YOUR TASK: Only lines holding the string "Citizens" are wanted; copy each one from the material.

-------- PROVIDED INFORMATION

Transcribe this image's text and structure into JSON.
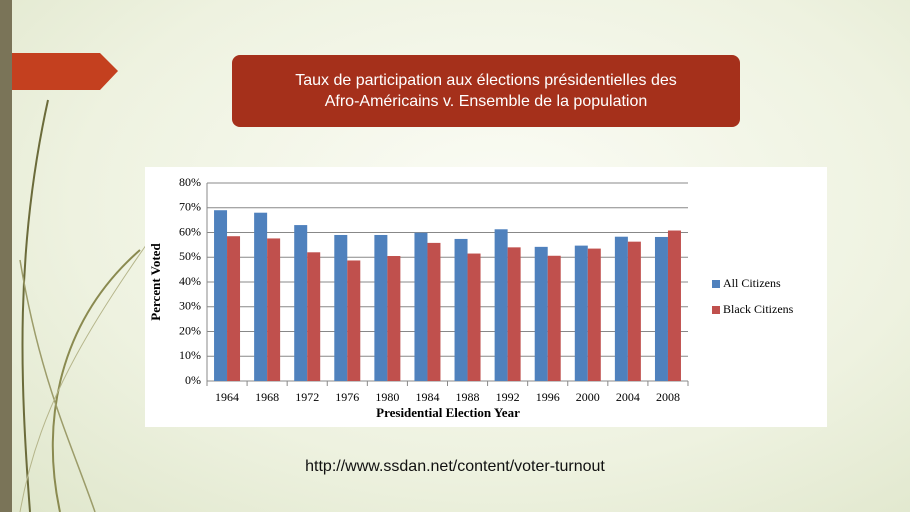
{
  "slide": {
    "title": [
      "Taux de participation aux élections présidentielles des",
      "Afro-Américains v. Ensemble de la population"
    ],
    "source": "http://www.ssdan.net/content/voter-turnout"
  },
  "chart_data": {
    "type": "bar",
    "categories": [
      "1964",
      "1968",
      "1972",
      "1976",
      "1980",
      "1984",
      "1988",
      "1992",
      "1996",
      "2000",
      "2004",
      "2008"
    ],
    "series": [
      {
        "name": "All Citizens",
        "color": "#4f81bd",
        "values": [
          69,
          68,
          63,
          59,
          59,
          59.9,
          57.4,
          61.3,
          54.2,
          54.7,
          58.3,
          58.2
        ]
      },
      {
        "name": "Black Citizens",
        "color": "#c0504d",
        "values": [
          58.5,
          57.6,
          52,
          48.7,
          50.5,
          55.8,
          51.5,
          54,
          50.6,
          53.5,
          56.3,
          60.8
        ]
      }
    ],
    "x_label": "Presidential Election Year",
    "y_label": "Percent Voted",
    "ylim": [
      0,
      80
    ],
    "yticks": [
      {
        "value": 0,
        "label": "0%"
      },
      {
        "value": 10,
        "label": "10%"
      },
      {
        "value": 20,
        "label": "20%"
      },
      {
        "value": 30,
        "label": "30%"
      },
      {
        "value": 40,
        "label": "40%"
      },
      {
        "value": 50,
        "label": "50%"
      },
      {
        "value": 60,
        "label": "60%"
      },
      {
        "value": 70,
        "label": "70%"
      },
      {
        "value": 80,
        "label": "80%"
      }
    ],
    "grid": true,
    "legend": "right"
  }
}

----------------

RESPONSE TO THIS TASK:
        "name": "All Citizens",
        "name": "Black Citizens",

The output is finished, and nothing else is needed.